Report only the number of lines holding "darf".

→ **Dataset records**:
=======
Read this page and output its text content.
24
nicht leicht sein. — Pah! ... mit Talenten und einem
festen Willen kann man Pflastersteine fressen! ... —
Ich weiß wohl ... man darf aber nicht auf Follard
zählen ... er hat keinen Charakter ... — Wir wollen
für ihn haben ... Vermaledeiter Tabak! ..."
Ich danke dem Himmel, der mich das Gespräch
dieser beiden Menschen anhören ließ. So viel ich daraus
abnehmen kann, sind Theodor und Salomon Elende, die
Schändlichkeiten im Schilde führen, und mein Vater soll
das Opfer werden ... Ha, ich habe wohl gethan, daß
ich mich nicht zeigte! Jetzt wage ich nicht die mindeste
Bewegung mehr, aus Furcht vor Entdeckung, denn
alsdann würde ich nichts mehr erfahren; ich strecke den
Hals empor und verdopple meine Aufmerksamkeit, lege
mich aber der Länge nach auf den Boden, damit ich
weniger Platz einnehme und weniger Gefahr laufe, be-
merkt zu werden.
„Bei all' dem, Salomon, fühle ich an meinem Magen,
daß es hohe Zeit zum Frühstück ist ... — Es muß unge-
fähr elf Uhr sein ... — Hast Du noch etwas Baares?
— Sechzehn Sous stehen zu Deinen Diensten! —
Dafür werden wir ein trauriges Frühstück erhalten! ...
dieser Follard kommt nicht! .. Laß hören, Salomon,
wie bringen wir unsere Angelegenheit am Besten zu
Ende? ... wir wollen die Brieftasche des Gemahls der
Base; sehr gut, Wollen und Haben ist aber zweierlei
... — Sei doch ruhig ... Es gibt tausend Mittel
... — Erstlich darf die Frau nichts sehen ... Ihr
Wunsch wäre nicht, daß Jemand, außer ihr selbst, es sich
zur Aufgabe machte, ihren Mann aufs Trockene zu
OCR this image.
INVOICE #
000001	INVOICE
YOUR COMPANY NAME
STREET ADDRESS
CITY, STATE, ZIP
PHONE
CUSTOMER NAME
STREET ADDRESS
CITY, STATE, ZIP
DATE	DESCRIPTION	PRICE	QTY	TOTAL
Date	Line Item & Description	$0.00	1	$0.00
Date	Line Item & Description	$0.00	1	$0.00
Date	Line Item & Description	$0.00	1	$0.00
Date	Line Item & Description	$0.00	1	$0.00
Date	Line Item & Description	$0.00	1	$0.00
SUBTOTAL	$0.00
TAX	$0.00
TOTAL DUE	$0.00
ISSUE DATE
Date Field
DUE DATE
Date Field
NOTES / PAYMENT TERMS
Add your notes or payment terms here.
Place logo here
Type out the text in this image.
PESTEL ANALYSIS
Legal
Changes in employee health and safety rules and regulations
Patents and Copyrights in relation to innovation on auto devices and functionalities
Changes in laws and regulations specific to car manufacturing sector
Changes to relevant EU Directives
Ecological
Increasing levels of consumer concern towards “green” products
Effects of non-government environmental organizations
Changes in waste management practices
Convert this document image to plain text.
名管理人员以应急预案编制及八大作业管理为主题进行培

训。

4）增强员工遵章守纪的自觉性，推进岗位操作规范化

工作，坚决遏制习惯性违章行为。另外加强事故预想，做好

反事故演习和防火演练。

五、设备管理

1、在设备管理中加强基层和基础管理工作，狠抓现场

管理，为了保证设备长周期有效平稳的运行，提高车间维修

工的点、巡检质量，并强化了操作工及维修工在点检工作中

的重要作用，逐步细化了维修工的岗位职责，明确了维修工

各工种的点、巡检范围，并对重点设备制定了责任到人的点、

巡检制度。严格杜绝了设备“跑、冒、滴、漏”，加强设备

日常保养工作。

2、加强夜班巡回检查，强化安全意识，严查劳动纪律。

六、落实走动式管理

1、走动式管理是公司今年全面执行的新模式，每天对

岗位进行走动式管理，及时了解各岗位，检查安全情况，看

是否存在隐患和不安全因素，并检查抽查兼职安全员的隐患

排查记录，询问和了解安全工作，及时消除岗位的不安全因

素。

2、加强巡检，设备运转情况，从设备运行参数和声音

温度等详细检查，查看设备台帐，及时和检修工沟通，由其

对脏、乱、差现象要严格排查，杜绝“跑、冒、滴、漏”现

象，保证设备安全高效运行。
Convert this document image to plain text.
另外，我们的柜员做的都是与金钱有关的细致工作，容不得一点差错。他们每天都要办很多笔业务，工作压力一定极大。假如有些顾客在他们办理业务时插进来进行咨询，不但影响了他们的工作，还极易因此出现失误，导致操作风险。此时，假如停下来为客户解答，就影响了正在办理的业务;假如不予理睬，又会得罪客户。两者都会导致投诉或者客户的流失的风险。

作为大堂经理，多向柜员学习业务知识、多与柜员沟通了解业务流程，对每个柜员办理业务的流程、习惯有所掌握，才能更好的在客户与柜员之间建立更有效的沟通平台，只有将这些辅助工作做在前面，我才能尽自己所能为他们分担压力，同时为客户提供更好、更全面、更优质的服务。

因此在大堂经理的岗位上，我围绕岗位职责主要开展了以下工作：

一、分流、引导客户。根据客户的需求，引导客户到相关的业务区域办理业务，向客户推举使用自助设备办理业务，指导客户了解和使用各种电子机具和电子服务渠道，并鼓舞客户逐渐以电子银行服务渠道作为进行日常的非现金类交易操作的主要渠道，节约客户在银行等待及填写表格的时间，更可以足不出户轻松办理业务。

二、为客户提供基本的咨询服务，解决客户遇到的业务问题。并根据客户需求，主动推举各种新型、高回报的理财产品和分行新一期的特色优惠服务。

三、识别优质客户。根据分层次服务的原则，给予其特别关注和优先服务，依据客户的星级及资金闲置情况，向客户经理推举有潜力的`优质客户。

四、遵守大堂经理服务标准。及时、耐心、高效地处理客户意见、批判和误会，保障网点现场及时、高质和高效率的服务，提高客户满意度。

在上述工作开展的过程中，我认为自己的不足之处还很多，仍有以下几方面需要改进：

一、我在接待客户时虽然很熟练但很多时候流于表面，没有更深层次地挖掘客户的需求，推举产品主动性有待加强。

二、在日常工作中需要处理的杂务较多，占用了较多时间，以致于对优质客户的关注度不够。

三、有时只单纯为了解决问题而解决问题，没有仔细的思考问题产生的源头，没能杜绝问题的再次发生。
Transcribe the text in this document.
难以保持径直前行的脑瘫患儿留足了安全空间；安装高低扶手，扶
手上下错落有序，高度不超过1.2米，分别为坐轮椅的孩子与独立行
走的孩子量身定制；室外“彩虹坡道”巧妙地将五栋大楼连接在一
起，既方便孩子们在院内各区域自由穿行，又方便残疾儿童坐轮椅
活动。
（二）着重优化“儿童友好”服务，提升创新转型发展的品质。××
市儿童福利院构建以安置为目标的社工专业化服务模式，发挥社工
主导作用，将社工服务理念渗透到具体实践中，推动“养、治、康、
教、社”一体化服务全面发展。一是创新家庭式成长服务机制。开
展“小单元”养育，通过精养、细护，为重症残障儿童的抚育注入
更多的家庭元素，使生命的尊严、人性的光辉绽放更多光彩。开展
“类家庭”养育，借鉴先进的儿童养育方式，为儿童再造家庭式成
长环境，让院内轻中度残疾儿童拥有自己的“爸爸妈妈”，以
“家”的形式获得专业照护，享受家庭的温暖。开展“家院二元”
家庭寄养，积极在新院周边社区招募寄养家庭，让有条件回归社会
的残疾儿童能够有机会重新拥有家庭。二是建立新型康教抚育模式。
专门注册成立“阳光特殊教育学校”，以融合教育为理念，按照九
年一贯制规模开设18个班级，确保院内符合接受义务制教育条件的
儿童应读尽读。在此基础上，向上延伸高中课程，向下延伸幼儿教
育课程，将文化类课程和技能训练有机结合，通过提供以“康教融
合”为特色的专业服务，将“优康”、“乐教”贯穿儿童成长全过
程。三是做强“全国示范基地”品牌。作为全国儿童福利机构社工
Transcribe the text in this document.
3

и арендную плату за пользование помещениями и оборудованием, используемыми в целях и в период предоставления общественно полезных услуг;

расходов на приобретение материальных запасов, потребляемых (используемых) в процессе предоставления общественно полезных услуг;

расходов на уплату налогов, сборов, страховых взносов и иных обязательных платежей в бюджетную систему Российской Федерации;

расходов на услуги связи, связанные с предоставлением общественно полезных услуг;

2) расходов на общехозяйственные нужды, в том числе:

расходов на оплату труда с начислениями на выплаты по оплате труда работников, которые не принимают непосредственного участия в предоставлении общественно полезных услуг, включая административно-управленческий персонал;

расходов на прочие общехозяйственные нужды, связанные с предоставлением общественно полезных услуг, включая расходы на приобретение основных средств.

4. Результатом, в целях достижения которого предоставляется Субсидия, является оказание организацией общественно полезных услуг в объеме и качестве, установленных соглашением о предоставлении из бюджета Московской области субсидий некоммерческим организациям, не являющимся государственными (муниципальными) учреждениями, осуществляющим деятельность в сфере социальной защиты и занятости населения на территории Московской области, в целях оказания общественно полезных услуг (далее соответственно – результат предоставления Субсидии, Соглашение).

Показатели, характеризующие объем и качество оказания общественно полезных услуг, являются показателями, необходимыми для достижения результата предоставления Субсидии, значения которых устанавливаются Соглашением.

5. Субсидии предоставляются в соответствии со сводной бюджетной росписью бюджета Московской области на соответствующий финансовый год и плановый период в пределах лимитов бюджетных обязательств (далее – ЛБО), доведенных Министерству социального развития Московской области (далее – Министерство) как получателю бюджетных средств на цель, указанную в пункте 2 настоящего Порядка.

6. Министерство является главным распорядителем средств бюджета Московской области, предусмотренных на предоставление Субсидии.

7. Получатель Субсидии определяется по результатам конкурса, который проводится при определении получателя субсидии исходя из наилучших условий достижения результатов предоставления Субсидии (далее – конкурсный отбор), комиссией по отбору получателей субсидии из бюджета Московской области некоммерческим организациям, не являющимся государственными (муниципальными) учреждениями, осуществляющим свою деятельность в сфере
=======
→ **Written reply**: 2